╭──

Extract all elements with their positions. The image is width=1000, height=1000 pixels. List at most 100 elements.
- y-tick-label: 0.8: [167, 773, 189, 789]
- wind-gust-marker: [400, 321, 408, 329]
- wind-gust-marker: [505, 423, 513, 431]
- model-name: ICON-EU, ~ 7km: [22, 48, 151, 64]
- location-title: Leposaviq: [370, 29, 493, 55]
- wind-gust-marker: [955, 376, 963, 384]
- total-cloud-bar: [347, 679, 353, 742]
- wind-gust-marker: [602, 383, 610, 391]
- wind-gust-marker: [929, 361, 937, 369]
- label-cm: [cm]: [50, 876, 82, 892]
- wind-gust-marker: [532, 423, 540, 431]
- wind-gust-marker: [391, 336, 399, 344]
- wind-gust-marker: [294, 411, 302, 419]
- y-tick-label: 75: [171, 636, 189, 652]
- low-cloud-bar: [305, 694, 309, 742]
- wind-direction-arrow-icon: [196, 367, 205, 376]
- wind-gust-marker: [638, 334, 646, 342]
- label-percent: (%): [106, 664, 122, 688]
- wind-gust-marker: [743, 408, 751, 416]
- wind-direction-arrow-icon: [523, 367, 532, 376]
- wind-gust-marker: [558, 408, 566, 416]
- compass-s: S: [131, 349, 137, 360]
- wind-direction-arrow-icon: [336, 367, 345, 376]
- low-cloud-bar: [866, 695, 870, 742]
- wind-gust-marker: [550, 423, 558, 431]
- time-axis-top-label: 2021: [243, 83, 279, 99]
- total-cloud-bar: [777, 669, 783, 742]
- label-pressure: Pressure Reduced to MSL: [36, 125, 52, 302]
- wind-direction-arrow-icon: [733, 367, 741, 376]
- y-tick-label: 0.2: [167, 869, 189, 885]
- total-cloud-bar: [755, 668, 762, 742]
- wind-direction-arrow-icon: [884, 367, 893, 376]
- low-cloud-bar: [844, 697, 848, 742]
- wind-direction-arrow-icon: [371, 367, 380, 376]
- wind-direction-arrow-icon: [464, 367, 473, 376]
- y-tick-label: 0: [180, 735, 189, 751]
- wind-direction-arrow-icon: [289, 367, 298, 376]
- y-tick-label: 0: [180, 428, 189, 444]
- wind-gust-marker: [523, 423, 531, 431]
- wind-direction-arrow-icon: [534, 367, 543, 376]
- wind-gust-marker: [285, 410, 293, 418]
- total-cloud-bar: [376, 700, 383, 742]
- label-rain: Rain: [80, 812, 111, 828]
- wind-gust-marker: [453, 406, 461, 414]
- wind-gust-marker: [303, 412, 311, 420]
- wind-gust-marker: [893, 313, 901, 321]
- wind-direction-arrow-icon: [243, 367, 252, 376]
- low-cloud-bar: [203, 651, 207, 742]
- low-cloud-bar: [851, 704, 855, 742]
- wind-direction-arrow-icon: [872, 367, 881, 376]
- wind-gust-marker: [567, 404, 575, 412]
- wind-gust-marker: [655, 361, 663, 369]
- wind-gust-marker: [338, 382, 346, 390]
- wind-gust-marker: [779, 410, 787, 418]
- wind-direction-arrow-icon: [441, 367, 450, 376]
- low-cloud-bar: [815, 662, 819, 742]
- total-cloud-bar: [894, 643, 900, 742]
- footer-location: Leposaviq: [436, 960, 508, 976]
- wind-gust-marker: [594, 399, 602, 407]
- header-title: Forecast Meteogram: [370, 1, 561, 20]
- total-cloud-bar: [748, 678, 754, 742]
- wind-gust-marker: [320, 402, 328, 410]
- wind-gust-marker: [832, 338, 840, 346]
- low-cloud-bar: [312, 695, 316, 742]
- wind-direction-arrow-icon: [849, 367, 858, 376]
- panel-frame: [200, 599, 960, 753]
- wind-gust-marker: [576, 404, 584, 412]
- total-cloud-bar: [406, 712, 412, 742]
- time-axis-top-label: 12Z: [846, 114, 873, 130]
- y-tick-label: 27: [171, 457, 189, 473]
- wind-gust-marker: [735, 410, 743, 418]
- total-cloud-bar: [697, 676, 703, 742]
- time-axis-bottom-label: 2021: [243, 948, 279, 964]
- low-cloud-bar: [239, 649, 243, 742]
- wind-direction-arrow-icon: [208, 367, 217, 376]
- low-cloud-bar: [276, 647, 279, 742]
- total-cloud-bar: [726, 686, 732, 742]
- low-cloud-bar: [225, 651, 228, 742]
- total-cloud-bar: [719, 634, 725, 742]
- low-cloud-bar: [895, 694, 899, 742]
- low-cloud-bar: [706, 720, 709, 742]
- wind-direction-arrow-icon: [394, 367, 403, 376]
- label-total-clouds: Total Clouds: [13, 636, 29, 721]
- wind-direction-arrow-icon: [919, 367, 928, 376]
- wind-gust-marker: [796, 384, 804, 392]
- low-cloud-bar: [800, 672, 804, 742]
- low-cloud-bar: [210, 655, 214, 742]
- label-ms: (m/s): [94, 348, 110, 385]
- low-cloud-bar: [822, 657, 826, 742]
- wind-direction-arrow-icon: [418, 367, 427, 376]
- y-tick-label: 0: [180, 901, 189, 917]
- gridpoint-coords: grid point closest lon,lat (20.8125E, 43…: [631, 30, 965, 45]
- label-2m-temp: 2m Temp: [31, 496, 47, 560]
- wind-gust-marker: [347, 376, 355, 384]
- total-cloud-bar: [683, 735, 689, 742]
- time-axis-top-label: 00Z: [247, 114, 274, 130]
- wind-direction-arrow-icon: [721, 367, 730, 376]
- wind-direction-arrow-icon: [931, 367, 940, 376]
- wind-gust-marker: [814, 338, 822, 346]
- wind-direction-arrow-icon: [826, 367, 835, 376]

╰──

SET TASK: Copy out every line in the records that contains the string "axis", matching upper and lower case.

CORRECT RESULT:
- time-axis-top-label: 2021: [243, 83, 279, 99]
- time-axis-top-label: 12Z: [846, 114, 873, 130]
- time-axis-bottom-label: 2021: [243, 948, 279, 964]
- time-axis-top-label: 00Z: [247, 114, 274, 130]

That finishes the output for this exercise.